● TASK GOAL:
Word for word, set down the records and skip each picture.

● EXERCISE MATERIAL:
__________
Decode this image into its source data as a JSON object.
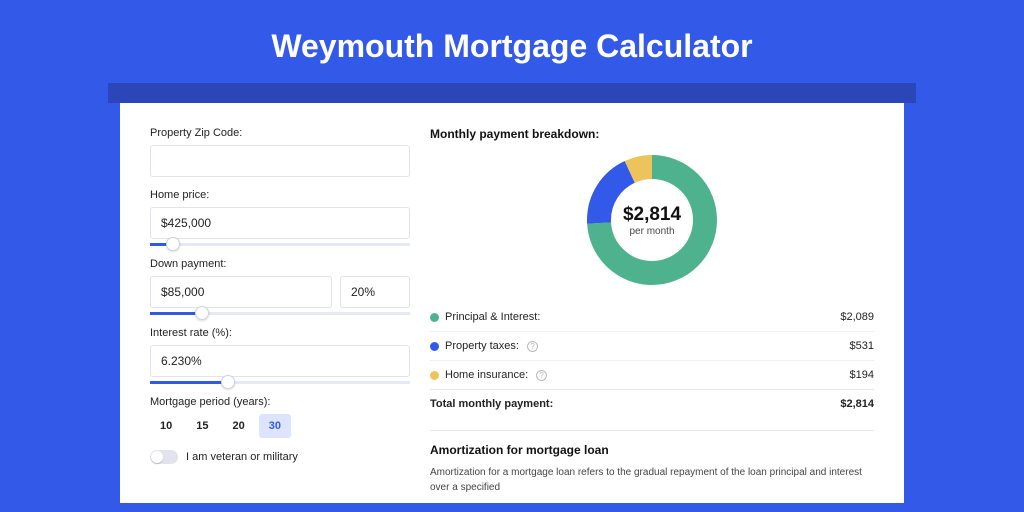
{
  "page": {
    "title": "Weymouth Mortgage Calculator",
    "background_color": "#3359e8",
    "header_band_color": "#2b46b8"
  },
  "form": {
    "zip": {
      "label": "Property Zip Code:",
      "value": ""
    },
    "home_price": {
      "label": "Home price:",
      "value": "$425,000",
      "slider_pct": 9
    },
    "down_payment": {
      "label": "Down payment:",
      "value": "$85,000",
      "pct_value": "20%",
      "slider_pct": 20
    },
    "interest": {
      "label": "Interest rate (%):",
      "value": "6.230%",
      "slider_pct": 30
    },
    "period": {
      "label": "Mortgage period (years):",
      "options": [
        "10",
        "15",
        "20",
        "30"
      ],
      "selected": "30"
    },
    "veteran": {
      "label": "I am veteran or military",
      "on": false
    }
  },
  "breakdown": {
    "title": "Monthly payment breakdown:",
    "donut": {
      "amount": "$2,814",
      "sub": "per month",
      "slices": [
        {
          "label": "Principal & Interest:",
          "value": "$2,089",
          "color": "#4eb28e",
          "pct": 74
        },
        {
          "label": "Property taxes:",
          "value": "$531",
          "color": "#3359e8",
          "pct": 19,
          "info": true
        },
        {
          "label": "Home insurance:",
          "value": "$194",
          "color": "#ecc45b",
          "pct": 7,
          "info": true
        }
      ],
      "size": 130,
      "thickness": 24
    },
    "total": {
      "label": "Total monthly payment:",
      "value": "$2,814"
    }
  },
  "amort": {
    "title": "Amortization for mortgage loan",
    "body": "Amortization for a mortgage loan refers to the gradual repayment of the loan principal and interest over a specified"
  }
}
__________
● CORRECT OUTPUT:
Decode this image into its source data as a JSON object.
{
  "page": {
    "title": "Weymouth Mortgage Calculator",
    "background_color": "#3359e8",
    "header_band_color": "#2b46b8"
  },
  "form": {
    "zip": {
      "label": "Property Zip Code:",
      "value": ""
    },
    "home_price": {
      "label": "Home price:",
      "value": "$425,000",
      "slider_pct": 9
    },
    "down_payment": {
      "label": "Down payment:",
      "value": "$85,000",
      "pct_value": "20%",
      "slider_pct": 20
    },
    "interest": {
      "label": "Interest rate (%):",
      "value": "6.230%",
      "slider_pct": 30
    },
    "period": {
      "label": "Mortgage period (years):",
      "options": [
        "10",
        "15",
        "20",
        "30"
      ],
      "selected": "30"
    },
    "veteran": {
      "label": "I am veteran or military",
      "on": false
    }
  },
  "breakdown": {
    "title": "Monthly payment breakdown:",
    "donut": {
      "amount": "$2,814",
      "sub": "per month",
      "slices": [
        {
          "label": "Principal & Interest:",
          "value": "$2,089",
          "color": "#4eb28e",
          "pct": 74
        },
        {
          "label": "Property taxes:",
          "value": "$531",
          "color": "#3359e8",
          "pct": 19,
          "info": true
        },
        {
          "label": "Home insurance:",
          "value": "$194",
          "color": "#ecc45b",
          "pct": 7,
          "info": true
        }
      ],
      "size": 130,
      "thickness": 24
    },
    "total": {
      "label": "Total monthly payment:",
      "value": "$2,814"
    }
  },
  "amort": {
    "title": "Amortization for mortgage loan",
    "body": "Amortization for a mortgage loan refers to the gradual repayment of the loan principal and interest over a specified"
  }
}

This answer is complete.